Instruction: Reproduce the records below line for line, with no changes.

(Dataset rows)
····················

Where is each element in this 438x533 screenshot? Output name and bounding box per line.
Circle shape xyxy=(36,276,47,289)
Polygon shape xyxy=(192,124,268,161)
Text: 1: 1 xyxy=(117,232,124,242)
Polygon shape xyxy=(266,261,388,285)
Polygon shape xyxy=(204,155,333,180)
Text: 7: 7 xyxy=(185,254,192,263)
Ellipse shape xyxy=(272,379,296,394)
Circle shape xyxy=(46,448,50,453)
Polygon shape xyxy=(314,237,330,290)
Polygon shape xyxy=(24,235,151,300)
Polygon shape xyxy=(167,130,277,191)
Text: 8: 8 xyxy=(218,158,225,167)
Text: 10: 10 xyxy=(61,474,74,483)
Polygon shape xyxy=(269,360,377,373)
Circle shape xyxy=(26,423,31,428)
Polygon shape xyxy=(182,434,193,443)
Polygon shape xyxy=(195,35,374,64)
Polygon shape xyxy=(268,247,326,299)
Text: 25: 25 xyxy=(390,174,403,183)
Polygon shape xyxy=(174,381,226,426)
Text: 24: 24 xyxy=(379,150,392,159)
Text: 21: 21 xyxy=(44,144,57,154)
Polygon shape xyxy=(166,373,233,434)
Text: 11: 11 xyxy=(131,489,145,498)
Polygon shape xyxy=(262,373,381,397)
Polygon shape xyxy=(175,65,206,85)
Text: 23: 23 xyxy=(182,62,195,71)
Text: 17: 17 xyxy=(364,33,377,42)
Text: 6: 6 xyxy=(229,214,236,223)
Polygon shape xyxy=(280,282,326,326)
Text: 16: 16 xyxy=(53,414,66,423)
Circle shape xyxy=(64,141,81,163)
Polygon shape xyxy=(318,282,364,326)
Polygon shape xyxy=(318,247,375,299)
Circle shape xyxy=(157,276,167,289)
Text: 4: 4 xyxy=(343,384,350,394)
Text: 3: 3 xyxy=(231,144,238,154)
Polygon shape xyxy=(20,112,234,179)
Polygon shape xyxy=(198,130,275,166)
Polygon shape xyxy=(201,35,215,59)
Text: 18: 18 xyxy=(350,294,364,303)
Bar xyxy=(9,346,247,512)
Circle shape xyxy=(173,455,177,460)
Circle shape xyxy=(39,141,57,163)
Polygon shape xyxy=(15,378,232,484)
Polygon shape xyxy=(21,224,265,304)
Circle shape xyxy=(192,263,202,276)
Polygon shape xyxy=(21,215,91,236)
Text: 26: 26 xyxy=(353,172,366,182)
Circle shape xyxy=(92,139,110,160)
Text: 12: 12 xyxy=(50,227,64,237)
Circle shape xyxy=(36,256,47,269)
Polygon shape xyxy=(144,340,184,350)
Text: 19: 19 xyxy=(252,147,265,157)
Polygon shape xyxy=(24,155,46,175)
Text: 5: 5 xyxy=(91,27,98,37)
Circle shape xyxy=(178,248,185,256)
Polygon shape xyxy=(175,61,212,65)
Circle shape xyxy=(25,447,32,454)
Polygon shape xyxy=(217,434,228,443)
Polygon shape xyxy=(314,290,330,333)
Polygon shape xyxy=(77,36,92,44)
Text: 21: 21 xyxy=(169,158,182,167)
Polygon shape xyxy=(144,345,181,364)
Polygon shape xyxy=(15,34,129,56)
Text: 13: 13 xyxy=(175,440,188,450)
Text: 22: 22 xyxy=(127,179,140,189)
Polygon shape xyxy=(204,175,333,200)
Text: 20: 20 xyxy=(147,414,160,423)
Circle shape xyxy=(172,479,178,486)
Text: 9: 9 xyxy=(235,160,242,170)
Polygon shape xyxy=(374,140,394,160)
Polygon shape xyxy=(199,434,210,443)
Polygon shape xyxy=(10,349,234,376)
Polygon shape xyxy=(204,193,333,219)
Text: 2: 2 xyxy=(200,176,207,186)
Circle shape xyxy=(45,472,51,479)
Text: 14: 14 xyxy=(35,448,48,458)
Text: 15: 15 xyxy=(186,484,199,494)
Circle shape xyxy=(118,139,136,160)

····················

Response below:
Where is each element in this 438x533 screenshot? Output name and bounding box per line.
Circle shape xyxy=(36,276,47,289)
Polygon shape xyxy=(192,124,268,161)
Text: 1: 1 xyxy=(117,232,124,242)
Polygon shape xyxy=(266,261,388,285)
Polygon shape xyxy=(204,155,333,180)
Text: 7: 7 xyxy=(185,254,192,263)
Ellipse shape xyxy=(272,379,296,394)
Circle shape xyxy=(46,448,50,453)
Polygon shape xyxy=(314,237,330,290)
Polygon shape xyxy=(24,235,151,300)
Polygon shape xyxy=(167,130,277,191)
Text: 8: 8 xyxy=(218,158,225,167)
Text: 10: 10 xyxy=(61,474,74,483)
Polygon shape xyxy=(269,360,377,373)
Circle shape xyxy=(26,423,31,428)
Polygon shape xyxy=(182,434,193,443)
Polygon shape xyxy=(195,35,374,64)
Polygon shape xyxy=(268,247,326,299)
Text: 25: 25 xyxy=(390,174,403,183)
Polygon shape xyxy=(174,381,226,426)
Text: 24: 24 xyxy=(379,150,392,159)
Text: 21: 21 xyxy=(44,144,57,154)
Polygon shape xyxy=(166,373,233,434)
Text: 11: 11 xyxy=(131,489,145,498)
Polygon shape xyxy=(262,373,381,397)
Polygon shape xyxy=(175,65,206,85)
Text: 23: 23 xyxy=(182,62,195,71)
Text: 17: 17 xyxy=(364,33,377,42)
Text: 6: 6 xyxy=(229,214,236,223)
Polygon shape xyxy=(280,282,326,326)
Text: 16: 16 xyxy=(53,414,66,423)
Circle shape xyxy=(64,141,81,163)
Polygon shape xyxy=(318,282,364,326)
Polygon shape xyxy=(318,247,375,299)
Circle shape xyxy=(157,276,167,289)
Text: 4: 4 xyxy=(343,384,350,394)
Text: 3: 3 xyxy=(231,144,238,154)
Polygon shape xyxy=(20,112,234,179)
Polygon shape xyxy=(198,130,275,166)
Polygon shape xyxy=(201,35,215,59)
Text: 18: 18 xyxy=(350,294,364,303)
Bar xyxy=(9,346,247,512)
Circle shape xyxy=(173,455,177,460)
Circle shape xyxy=(39,141,57,163)
Polygon shape xyxy=(15,378,232,484)
Polygon shape xyxy=(21,224,265,304)
Circle shape xyxy=(192,263,202,276)
Polygon shape xyxy=(21,215,91,236)
Text: 26: 26 xyxy=(353,172,366,182)
Circle shape xyxy=(92,139,110,160)
Text: 12: 12 xyxy=(50,227,64,237)
Circle shape xyxy=(36,256,47,269)
Polygon shape xyxy=(144,340,184,350)
Text: 19: 19 xyxy=(252,147,265,157)
Polygon shape xyxy=(24,155,46,175)
Text: 5: 5 xyxy=(91,27,98,37)
Circle shape xyxy=(178,248,185,256)
Polygon shape xyxy=(175,61,212,65)
Circle shape xyxy=(25,447,32,454)
Polygon shape xyxy=(217,434,228,443)
Polygon shape xyxy=(314,290,330,333)
Polygon shape xyxy=(77,36,92,44)
Text: 21: 21 xyxy=(169,158,182,167)
Polygon shape xyxy=(144,345,181,364)
Polygon shape xyxy=(15,34,129,56)
Text: 13: 13 xyxy=(175,440,188,450)
Text: 22: 22 xyxy=(127,179,140,189)
Polygon shape xyxy=(204,175,333,200)
Text: 20: 20 xyxy=(147,414,160,423)
Circle shape xyxy=(172,479,178,486)
Text: 9: 9 xyxy=(235,160,242,170)
Polygon shape xyxy=(374,140,394,160)
Polygon shape xyxy=(199,434,210,443)
Polygon shape xyxy=(10,349,234,376)
Polygon shape xyxy=(204,193,333,219)
Text: 2: 2 xyxy=(200,176,207,186)
Circle shape xyxy=(45,472,51,479)
Text: 14: 14 xyxy=(35,448,48,458)
Text: 15: 15 xyxy=(186,484,199,494)
Circle shape xyxy=(118,139,136,160)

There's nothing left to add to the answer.